EXERCISE INSTRUCTIONS: Pick out each line in the entries below that contains the string "currency", and copy those lines.

THE INPUT:
■ ■ ■ ■ ■

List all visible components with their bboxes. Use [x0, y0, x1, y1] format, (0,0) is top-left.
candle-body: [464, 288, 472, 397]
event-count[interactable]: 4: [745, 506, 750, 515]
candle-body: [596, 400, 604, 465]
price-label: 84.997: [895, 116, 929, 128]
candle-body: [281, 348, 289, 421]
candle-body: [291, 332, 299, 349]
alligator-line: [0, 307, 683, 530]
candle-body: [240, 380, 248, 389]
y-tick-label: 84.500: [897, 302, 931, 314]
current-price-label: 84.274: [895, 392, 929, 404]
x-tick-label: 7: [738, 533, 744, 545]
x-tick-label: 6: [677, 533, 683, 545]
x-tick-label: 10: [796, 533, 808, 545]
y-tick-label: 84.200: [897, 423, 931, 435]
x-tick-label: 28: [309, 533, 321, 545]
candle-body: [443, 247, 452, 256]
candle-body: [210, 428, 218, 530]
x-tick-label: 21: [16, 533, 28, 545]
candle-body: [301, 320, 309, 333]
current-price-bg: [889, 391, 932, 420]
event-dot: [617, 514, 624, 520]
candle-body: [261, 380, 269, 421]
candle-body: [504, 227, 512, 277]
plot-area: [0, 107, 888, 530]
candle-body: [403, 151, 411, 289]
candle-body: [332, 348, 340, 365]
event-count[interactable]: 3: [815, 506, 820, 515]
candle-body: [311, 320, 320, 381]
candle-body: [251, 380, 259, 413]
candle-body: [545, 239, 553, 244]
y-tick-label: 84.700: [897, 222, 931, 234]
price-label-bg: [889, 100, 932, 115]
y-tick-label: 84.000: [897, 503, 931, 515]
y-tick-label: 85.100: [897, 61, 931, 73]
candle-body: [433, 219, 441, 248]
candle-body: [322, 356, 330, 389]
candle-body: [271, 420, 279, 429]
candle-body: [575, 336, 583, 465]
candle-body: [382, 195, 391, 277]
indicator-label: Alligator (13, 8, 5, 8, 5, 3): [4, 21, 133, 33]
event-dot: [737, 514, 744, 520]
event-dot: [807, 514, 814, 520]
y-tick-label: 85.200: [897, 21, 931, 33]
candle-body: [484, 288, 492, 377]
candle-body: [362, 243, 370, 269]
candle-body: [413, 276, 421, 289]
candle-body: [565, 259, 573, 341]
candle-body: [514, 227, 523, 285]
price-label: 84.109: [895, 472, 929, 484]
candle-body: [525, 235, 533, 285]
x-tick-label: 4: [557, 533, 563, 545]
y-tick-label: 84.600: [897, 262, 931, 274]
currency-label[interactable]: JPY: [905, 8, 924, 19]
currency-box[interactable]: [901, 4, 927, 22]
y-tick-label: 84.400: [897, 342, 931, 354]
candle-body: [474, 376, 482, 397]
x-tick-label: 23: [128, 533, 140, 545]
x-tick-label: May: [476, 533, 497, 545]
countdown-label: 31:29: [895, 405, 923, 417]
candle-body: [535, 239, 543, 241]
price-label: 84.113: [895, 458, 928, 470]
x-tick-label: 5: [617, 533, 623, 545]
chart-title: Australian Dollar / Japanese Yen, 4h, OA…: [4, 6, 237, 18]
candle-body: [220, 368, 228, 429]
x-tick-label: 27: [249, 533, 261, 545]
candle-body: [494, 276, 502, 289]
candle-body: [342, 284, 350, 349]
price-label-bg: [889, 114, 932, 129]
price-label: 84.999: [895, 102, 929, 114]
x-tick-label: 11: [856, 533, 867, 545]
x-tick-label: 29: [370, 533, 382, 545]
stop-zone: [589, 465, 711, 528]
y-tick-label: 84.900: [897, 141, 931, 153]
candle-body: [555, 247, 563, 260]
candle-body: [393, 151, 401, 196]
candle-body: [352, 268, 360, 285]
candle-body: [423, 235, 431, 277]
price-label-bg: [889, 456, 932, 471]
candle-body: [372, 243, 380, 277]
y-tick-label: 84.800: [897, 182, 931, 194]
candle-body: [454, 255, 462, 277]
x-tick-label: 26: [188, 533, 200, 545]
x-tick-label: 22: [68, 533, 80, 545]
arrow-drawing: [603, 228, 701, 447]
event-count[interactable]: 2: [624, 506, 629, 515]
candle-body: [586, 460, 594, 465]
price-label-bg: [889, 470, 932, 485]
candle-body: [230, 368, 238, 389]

■ ■ ■ ■ ■

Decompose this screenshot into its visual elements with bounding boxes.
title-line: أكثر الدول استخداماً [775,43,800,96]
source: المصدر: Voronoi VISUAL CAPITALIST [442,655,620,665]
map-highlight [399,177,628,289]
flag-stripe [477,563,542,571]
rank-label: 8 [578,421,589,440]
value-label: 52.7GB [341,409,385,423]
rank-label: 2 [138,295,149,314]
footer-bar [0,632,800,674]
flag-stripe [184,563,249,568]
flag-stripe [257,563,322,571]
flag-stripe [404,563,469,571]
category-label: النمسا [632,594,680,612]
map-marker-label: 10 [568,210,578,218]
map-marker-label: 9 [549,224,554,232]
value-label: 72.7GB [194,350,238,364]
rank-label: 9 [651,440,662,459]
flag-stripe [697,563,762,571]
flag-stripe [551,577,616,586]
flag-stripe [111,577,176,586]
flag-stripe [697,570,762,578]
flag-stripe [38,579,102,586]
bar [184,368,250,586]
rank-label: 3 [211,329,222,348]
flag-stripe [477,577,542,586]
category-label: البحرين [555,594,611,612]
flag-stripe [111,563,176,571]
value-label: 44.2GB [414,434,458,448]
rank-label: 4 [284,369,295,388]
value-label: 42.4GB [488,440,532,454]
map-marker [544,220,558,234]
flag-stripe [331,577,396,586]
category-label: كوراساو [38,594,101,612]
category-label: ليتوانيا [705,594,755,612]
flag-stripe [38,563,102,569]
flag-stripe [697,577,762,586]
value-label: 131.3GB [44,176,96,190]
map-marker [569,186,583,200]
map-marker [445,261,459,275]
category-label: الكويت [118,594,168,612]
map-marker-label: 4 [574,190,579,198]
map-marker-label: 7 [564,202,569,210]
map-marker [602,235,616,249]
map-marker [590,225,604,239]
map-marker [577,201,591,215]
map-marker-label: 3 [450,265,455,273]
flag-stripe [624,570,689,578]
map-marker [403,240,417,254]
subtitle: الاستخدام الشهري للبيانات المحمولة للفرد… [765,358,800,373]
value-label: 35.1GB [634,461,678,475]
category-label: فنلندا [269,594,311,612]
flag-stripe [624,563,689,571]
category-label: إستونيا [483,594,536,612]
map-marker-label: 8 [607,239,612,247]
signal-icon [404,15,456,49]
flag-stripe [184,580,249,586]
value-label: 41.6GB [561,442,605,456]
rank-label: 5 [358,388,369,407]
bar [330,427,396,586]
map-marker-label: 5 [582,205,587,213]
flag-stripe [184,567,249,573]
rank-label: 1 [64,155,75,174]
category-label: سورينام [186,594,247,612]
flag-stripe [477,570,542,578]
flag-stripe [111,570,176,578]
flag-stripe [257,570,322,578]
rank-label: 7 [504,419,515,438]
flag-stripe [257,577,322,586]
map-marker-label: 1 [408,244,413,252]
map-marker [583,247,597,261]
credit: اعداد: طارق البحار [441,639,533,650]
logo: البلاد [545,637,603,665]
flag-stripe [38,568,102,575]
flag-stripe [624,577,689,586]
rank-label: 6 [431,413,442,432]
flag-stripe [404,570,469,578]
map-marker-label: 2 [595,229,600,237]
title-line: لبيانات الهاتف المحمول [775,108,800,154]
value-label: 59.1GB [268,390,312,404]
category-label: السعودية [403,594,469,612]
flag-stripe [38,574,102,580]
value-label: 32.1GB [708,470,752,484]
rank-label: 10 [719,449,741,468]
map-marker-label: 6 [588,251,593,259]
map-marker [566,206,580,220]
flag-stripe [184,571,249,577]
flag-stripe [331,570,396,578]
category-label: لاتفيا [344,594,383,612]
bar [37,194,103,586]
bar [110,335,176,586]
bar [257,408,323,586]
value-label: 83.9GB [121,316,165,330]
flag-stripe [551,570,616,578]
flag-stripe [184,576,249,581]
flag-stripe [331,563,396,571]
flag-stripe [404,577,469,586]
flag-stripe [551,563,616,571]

■ ■ ■ ■ ■

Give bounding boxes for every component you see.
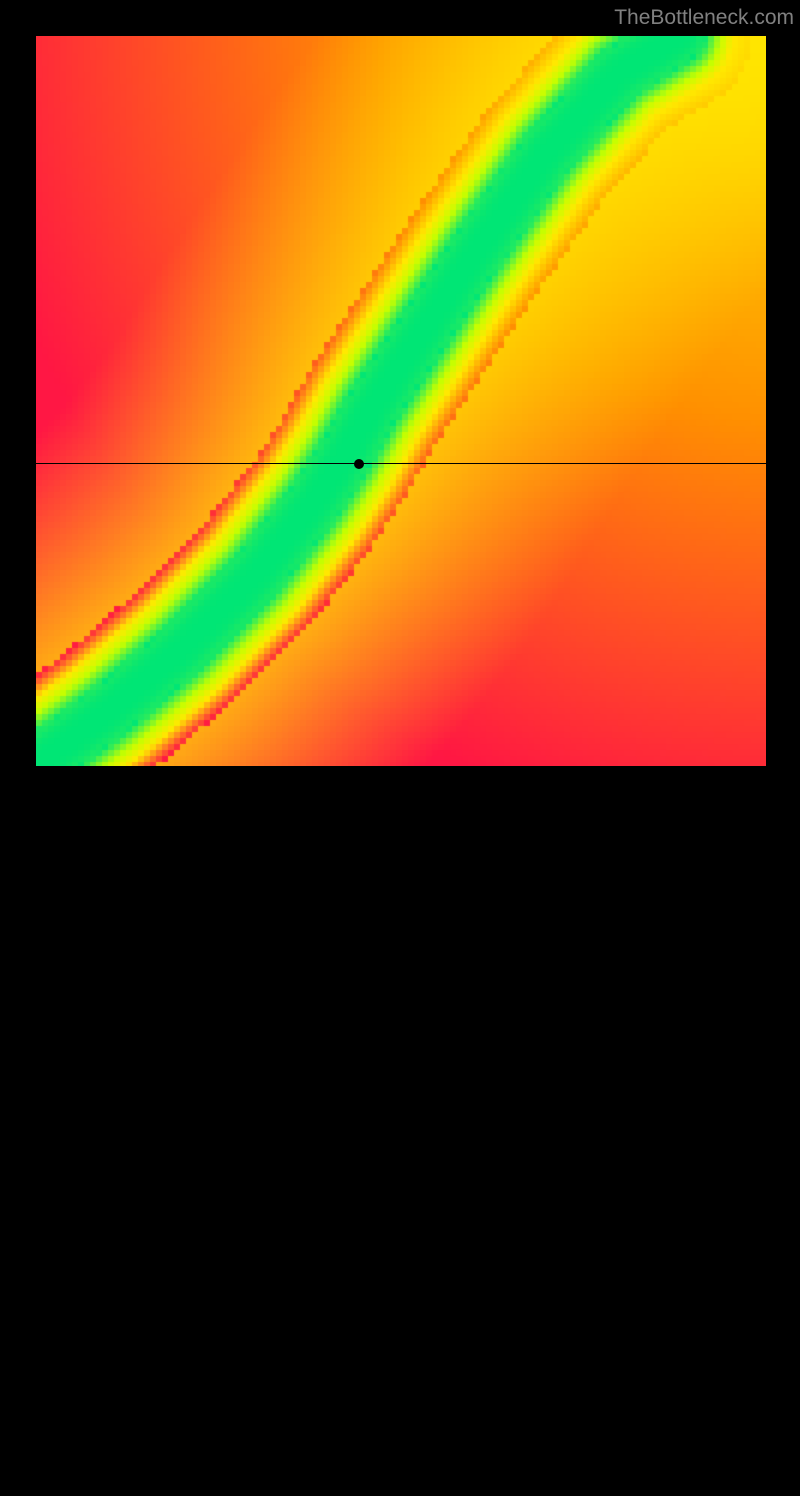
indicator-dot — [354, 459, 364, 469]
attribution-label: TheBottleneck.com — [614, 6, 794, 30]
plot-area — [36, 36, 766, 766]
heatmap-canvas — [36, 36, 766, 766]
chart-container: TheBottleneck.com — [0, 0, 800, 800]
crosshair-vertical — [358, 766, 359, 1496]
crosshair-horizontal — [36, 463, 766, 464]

■ ■ ■ ■ ■

OUTPUT BELOW:
currency-label[interactable]: JPY: [905, 8, 924, 19]
currency-box[interactable]: [901, 4, 927, 22]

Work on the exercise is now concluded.